**THE EXERCISE:**
Please say how many lines of the listing hold "seura", with no other words in the answer.

Entries with figure data

★ ★ ★ ★

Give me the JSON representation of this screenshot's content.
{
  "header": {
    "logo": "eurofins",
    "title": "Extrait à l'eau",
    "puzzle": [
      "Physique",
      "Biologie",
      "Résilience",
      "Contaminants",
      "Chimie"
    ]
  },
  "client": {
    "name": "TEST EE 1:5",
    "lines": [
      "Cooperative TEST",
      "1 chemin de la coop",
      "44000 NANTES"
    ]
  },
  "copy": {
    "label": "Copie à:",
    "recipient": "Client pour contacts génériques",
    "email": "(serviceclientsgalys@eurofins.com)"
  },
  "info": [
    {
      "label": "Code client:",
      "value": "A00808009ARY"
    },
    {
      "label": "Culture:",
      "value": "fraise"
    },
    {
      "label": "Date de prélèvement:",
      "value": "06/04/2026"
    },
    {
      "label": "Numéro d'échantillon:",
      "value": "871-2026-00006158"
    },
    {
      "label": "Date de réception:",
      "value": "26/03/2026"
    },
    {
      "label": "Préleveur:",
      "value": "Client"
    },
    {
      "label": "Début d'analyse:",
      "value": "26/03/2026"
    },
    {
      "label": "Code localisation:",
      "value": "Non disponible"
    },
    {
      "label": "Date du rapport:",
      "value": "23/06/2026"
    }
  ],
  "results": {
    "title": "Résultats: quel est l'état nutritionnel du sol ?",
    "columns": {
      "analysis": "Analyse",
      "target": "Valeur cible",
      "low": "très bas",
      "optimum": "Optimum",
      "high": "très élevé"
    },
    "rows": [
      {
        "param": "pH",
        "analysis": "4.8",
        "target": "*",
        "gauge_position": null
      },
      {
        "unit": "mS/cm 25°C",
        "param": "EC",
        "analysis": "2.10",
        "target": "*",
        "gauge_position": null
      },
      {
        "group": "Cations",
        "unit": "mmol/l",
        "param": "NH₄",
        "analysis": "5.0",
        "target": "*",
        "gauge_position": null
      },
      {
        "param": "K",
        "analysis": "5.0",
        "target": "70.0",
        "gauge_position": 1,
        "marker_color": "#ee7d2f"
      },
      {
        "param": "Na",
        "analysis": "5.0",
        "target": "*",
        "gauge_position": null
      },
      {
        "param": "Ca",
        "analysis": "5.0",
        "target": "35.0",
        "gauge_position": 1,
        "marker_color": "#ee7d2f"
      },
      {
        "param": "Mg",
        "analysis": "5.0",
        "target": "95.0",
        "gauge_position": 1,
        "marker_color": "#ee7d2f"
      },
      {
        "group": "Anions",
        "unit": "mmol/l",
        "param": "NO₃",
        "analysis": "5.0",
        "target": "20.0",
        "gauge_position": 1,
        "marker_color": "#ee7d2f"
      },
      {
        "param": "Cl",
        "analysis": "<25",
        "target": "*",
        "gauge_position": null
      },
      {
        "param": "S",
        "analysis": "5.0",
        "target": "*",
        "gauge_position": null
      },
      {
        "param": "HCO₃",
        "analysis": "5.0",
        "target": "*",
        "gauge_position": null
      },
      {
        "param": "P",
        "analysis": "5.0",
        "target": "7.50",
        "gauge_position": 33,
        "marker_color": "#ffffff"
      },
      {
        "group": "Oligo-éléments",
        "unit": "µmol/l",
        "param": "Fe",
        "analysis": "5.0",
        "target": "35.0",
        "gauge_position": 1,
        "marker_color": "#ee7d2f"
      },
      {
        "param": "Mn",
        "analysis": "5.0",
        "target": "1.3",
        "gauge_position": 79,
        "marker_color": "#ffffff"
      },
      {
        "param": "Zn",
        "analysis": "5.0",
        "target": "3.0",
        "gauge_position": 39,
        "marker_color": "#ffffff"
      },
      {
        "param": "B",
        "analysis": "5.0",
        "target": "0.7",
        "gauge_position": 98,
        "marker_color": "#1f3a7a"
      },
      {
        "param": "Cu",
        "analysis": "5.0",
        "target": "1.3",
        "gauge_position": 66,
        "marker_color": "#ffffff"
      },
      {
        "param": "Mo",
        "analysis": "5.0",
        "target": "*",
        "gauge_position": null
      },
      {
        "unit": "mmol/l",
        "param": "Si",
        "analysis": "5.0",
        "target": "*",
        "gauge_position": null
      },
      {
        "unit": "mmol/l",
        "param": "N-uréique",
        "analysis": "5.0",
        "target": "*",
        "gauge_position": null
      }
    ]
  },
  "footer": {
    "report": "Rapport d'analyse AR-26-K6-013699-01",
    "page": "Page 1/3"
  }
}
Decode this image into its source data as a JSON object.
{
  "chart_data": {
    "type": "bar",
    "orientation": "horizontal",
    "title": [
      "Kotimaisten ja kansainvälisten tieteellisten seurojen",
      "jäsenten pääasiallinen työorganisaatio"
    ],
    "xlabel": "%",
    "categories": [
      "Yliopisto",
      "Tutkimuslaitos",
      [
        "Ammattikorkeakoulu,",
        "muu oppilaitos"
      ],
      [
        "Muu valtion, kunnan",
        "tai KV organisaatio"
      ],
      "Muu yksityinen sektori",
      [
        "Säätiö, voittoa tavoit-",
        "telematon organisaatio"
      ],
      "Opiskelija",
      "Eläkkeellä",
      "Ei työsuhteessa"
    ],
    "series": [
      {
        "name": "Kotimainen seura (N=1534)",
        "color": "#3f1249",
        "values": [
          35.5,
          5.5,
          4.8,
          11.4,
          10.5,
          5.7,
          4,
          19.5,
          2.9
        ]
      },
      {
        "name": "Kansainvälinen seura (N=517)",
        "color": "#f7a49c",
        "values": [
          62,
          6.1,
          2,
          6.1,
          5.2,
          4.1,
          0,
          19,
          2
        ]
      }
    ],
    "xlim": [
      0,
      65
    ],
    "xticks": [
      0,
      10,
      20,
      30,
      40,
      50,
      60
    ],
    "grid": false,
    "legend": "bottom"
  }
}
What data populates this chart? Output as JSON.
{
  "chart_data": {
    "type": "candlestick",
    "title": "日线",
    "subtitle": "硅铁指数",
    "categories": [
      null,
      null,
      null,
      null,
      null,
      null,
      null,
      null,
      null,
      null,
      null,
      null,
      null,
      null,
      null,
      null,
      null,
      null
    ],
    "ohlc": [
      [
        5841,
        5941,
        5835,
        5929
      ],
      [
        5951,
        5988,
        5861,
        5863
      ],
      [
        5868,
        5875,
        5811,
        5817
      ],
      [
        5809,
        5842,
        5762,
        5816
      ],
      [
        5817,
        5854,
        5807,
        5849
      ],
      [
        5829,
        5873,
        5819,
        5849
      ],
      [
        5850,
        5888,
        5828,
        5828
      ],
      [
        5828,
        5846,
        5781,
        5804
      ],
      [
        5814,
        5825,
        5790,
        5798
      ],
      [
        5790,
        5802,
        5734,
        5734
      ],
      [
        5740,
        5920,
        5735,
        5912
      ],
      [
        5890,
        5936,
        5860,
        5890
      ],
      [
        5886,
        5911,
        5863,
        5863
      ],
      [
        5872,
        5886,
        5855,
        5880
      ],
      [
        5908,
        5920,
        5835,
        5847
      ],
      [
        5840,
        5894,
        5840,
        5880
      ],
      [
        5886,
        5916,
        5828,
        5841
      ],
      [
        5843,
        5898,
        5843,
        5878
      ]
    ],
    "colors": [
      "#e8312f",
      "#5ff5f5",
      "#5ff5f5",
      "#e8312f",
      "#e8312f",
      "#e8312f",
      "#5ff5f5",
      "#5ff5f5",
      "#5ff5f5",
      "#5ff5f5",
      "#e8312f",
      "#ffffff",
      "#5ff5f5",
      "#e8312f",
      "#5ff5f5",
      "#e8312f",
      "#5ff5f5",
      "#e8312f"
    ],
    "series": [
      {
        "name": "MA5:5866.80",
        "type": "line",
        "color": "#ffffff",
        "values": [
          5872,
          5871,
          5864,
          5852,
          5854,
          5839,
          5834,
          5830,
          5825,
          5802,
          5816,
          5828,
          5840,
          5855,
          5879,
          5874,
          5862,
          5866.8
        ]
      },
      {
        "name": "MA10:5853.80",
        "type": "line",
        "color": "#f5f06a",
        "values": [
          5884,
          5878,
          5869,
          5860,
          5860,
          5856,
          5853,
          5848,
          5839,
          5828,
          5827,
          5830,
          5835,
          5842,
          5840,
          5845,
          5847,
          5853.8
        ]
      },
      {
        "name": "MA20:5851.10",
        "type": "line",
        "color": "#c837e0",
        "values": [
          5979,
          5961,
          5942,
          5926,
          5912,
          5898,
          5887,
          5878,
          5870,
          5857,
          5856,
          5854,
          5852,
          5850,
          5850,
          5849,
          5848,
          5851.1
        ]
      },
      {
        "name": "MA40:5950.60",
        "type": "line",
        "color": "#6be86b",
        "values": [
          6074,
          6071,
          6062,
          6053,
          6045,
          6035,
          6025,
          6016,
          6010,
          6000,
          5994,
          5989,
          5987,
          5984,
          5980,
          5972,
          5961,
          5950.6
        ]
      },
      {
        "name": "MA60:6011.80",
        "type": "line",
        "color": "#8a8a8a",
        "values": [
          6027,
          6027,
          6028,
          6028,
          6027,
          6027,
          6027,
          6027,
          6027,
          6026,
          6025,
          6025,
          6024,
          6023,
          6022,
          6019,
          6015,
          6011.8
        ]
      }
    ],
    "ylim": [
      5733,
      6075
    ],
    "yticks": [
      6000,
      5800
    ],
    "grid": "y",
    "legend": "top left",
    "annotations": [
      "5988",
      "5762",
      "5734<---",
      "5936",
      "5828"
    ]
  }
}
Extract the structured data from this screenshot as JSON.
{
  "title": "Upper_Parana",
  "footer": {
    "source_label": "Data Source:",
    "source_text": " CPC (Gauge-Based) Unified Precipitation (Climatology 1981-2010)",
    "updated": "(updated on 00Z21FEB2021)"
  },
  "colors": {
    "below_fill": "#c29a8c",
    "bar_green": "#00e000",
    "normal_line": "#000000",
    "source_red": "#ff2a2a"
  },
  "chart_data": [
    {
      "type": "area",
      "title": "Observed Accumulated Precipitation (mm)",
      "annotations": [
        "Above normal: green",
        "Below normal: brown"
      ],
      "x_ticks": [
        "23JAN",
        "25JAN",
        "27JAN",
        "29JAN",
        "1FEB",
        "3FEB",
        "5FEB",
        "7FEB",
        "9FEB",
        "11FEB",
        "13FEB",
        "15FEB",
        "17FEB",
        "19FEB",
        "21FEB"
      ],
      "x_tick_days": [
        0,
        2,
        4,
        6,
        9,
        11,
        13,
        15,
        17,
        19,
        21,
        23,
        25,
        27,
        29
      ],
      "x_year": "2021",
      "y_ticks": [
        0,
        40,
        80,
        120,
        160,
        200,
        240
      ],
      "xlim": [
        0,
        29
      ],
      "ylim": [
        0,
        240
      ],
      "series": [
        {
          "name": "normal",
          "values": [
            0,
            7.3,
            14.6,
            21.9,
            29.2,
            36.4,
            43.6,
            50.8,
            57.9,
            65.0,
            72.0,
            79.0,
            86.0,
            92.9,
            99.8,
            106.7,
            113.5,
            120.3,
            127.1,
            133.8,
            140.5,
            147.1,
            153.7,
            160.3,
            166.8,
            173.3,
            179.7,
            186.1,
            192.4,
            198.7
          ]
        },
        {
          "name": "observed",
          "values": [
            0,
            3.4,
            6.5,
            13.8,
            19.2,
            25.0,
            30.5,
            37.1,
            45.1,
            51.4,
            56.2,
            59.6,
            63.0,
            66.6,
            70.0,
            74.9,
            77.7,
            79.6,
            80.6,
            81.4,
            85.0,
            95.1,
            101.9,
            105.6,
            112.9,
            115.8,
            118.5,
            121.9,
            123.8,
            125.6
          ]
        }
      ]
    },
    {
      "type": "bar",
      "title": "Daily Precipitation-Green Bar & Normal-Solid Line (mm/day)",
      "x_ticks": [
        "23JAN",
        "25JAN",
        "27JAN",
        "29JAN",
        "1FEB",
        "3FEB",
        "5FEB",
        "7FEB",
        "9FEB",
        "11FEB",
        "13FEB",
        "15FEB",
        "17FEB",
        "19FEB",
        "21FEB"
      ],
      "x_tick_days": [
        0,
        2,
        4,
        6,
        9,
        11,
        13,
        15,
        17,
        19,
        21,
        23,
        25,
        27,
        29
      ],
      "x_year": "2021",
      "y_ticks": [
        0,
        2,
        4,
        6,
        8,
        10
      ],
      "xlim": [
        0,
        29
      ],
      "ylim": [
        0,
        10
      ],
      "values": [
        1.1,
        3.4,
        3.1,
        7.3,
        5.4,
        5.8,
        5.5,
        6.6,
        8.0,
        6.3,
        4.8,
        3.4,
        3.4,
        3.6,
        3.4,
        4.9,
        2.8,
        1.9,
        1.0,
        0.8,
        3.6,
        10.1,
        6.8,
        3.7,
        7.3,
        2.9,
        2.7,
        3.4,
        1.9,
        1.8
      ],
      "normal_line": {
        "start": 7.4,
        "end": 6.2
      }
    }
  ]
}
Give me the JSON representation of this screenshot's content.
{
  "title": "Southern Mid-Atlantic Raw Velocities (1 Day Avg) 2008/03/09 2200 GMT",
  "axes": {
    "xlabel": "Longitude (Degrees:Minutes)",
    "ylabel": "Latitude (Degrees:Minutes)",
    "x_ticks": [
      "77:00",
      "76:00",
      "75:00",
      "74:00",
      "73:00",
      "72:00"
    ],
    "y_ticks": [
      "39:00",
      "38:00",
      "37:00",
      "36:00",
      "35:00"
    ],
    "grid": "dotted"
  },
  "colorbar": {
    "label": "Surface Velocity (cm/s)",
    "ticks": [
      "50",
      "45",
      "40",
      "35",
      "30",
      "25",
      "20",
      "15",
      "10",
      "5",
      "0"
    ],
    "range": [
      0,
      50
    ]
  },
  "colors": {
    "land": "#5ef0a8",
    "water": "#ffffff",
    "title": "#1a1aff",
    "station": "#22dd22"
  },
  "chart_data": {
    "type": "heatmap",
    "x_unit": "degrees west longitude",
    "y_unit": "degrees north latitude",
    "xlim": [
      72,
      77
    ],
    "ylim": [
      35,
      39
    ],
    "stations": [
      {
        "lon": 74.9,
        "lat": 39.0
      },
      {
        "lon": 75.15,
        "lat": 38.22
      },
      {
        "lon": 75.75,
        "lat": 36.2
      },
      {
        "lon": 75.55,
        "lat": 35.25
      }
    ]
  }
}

★ ★ ★ ★

**RESULT FOR THIS TASK:**
2